▶ _GIVEN INSTRUCTION_: Output every line below exactly.

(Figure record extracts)
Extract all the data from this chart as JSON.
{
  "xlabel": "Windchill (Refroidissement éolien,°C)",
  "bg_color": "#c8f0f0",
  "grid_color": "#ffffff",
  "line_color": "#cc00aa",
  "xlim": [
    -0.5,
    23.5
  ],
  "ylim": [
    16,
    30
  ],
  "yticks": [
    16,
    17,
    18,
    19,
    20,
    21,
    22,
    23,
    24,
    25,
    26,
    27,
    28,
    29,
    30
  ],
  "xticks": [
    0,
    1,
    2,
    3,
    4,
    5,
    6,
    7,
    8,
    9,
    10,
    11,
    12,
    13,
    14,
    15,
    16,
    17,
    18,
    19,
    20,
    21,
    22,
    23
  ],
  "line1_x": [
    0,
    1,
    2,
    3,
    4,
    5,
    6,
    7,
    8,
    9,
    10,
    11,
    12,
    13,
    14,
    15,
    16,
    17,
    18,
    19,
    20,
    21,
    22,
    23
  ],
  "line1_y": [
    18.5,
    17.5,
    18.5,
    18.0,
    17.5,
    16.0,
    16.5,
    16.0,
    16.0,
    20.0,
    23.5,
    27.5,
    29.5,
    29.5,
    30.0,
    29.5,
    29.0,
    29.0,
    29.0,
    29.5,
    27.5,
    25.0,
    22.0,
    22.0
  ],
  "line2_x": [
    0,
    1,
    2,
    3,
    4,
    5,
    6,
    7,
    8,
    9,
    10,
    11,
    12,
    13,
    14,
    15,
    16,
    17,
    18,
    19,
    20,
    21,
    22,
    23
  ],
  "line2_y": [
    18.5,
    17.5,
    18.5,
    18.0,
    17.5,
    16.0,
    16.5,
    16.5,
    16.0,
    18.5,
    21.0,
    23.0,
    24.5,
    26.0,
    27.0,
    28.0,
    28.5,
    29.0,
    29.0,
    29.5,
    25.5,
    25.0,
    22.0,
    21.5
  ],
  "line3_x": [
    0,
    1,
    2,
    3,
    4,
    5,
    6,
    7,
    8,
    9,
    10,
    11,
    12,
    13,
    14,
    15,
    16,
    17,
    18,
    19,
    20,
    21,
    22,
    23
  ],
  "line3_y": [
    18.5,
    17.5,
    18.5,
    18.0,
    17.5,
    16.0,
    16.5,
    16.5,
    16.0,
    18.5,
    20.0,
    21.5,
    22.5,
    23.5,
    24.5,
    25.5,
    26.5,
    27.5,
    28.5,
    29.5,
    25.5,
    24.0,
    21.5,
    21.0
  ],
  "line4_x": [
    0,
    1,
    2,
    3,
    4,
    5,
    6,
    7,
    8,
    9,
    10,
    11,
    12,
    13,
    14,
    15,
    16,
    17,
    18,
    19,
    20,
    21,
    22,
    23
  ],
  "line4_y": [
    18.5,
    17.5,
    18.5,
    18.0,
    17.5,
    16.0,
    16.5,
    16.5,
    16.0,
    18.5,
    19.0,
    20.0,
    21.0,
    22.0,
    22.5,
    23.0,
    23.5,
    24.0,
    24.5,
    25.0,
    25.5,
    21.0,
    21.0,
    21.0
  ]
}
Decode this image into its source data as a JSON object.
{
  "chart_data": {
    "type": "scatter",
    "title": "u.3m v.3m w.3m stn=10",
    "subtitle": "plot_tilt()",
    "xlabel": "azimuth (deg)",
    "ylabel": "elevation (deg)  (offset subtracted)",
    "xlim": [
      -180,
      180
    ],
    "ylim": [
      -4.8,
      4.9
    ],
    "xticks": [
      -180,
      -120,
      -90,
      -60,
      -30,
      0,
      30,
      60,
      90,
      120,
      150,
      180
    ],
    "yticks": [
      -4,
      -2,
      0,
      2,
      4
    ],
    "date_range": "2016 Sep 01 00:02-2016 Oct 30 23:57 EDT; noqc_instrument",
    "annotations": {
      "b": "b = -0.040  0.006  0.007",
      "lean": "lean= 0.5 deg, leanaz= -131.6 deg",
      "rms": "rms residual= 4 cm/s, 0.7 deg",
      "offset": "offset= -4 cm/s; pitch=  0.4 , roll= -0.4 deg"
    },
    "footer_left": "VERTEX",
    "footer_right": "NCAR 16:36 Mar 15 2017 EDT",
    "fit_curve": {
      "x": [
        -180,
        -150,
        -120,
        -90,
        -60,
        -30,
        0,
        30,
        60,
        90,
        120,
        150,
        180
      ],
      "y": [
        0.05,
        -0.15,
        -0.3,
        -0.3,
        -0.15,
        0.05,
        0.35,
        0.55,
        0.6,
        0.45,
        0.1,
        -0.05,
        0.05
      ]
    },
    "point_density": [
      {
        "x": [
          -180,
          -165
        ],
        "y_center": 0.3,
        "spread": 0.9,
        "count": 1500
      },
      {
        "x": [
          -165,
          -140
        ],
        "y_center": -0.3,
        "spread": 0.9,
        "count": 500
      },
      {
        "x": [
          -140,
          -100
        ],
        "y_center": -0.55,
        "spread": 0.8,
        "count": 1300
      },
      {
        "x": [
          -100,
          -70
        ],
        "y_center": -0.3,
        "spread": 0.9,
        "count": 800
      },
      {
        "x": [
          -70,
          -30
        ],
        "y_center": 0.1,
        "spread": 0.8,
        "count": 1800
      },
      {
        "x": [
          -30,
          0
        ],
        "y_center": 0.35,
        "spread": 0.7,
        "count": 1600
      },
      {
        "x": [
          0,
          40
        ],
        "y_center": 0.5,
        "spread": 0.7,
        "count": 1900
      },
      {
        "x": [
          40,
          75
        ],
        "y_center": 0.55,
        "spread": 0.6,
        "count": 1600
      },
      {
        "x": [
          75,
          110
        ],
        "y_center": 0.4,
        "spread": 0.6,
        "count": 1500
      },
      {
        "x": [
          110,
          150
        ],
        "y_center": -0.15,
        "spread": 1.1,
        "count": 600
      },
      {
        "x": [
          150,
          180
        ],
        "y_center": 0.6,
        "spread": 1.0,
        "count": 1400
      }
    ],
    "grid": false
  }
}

▶ _CORRECT RESULT_:
Extract all the data from this chart as JSON.
{
  "xlabel": "Windchill (Refroidissement éolien,°C)",
  "bg_color": "#c8f0f0",
  "grid_color": "#ffffff",
  "line_color": "#cc00aa",
  "xlim": [
    -0.5,
    23.5
  ],
  "ylim": [
    16,
    30
  ],
  "yticks": [
    16,
    17,
    18,
    19,
    20,
    21,
    22,
    23,
    24,
    25,
    26,
    27,
    28,
    29,
    30
  ],
  "xticks": [
    0,
    1,
    2,
    3,
    4,
    5,
    6,
    7,
    8,
    9,
    10,
    11,
    12,
    13,
    14,
    15,
    16,
    17,
    18,
    19,
    20,
    21,
    22,
    23
  ],
  "line1_x": [
    0,
    1,
    2,
    3,
    4,
    5,
    6,
    7,
    8,
    9,
    10,
    11,
    12,
    13,
    14,
    15,
    16,
    17,
    18,
    19,
    20,
    21,
    22,
    23
  ],
  "line1_y": [
    18.5,
    17.5,
    18.5,
    18.0,
    17.5,
    16.0,
    16.5,
    16.0,
    16.0,
    20.0,
    23.5,
    27.5,
    29.5,
    29.5,
    30.0,
    29.5,
    29.0,
    29.0,
    29.0,
    29.5,
    27.5,
    25.0,
    22.0,
    22.0
  ],
  "line2_x": [
    0,
    1,
    2,
    3,
    4,
    5,
    6,
    7,
    8,
    9,
    10,
    11,
    12,
    13,
    14,
    15,
    16,
    17,
    18,
    19,
    20,
    21,
    22,
    23
  ],
  "line2_y": [
    18.5,
    17.5,
    18.5,
    18.0,
    17.5,
    16.0,
    16.5,
    16.5,
    16.0,
    18.5,
    21.0,
    23.0,
    24.5,
    26.0,
    27.0,
    28.0,
    28.5,
    29.0,
    29.0,
    29.5,
    25.5,
    25.0,
    22.0,
    21.5
  ],
  "line3_x": [
    0,
    1,
    2,
    3,
    4,
    5,
    6,
    7,
    8,
    9,
    10,
    11,
    12,
    13,
    14,
    15,
    16,
    17,
    18,
    19,
    20,
    21,
    22,
    23
  ],
  "line3_y": [
    18.5,
    17.5,
    18.5,
    18.0,
    17.5,
    16.0,
    16.5,
    16.5,
    16.0,
    18.5,
    20.0,
    21.5,
    22.5,
    23.5,
    24.5,
    25.5,
    26.5,
    27.5,
    28.5,
    29.5,
    25.5,
    24.0,
    21.5,
    21.0
  ],
  "line4_x": [
    0,
    1,
    2,
    3,
    4,
    5,
    6,
    7,
    8,
    9,
    10,
    11,
    12,
    13,
    14,
    15,
    16,
    17,
    18,
    19,
    20,
    21,
    22,
    23
  ],
  "line4_y": [
    18.5,
    17.5,
    18.5,
    18.0,
    17.5,
    16.0,
    16.5,
    16.5,
    16.0,
    18.5,
    19.0,
    20.0,
    21.0,
    22.0,
    22.5,
    23.0,
    23.5,
    24.0,
    24.5,
    25.0,
    25.5,
    21.0,
    21.0,
    21.0
  ]
}
Decode this image into its source data as a JSON object.
{
  "chart_data": {
    "type": "scatter",
    "title": "u.3m v.3m w.3m stn=10",
    "subtitle": "plot_tilt()",
    "xlabel": "azimuth (deg)",
    "ylabel": "elevation (deg)  (offset subtracted)",
    "xlim": [
      -180,
      180
    ],
    "ylim": [
      -4.8,
      4.9
    ],
    "xticks": [
      -180,
      -120,
      -90,
      -60,
      -30,
      0,
      30,
      60,
      90,
      120,
      150,
      180
    ],
    "yticks": [
      -4,
      -2,
      0,
      2,
      4
    ],
    "date_range": "2016 Sep 01 00:02-2016 Oct 30 23:57 EDT; noqc_instrument",
    "annotations": {
      "b": "b = -0.040  0.006  0.007",
      "lean": "lean= 0.5 deg, leanaz= -131.6 deg",
      "rms": "rms residual= 4 cm/s, 0.7 deg",
      "offset": "offset= -4 cm/s; pitch=  0.4 , roll= -0.4 deg"
    },
    "footer_left": "VERTEX",
    "footer_right": "NCAR 16:36 Mar 15 2017 EDT",
    "fit_curve": {
      "x": [
        -180,
        -150,
        -120,
        -90,
        -60,
        -30,
        0,
        30,
        60,
        90,
        120,
        150,
        180
      ],
      "y": [
        0.05,
        -0.15,
        -0.3,
        -0.3,
        -0.15,
        0.05,
        0.35,
        0.55,
        0.6,
        0.45,
        0.1,
        -0.05,
        0.05
      ]
    },
    "point_density": [
      {
        "x": [
          -180,
          -165
        ],
        "y_center": 0.3,
        "spread": 0.9,
        "count": 1500
      },
      {
        "x": [
          -165,
          -140
        ],
        "y_center": -0.3,
        "spread": 0.9,
        "count": 500
      },
      {
        "x": [
          -140,
          -100
        ],
        "y_center": -0.55,
        "spread": 0.8,
        "count": 1300
      },
      {
        "x": [
          -100,
          -70
        ],
        "y_center": -0.3,
        "spread": 0.9,
        "count": 800
      },
      {
        "x": [
          -70,
          -30
        ],
        "y_center": 0.1,
        "spread": 0.8,
        "count": 1800
      },
      {
        "x": [
          -30,
          0
        ],
        "y_center": 0.35,
        "spread": 0.7,
        "count": 1600
      },
      {
        "x": [
          0,
          40
        ],
        "y_center": 0.5,
        "spread": 0.7,
        "count": 1900
      },
      {
        "x": [
          40,
          75
        ],
        "y_center": 0.55,
        "spread": 0.6,
        "count": 1600
      },
      {
        "x": [
          75,
          110
        ],
        "y_center": 0.4,
        "spread": 0.6,
        "count": 1500
      },
      {
        "x": [
          110,
          150
        ],
        "y_center": -0.15,
        "spread": 1.1,
        "count": 600
      },
      {
        "x": [
          150,
          180
        ],
        "y_center": 0.6,
        "spread": 1.0,
        "count": 1400
      }
    ],
    "grid": false
  }
}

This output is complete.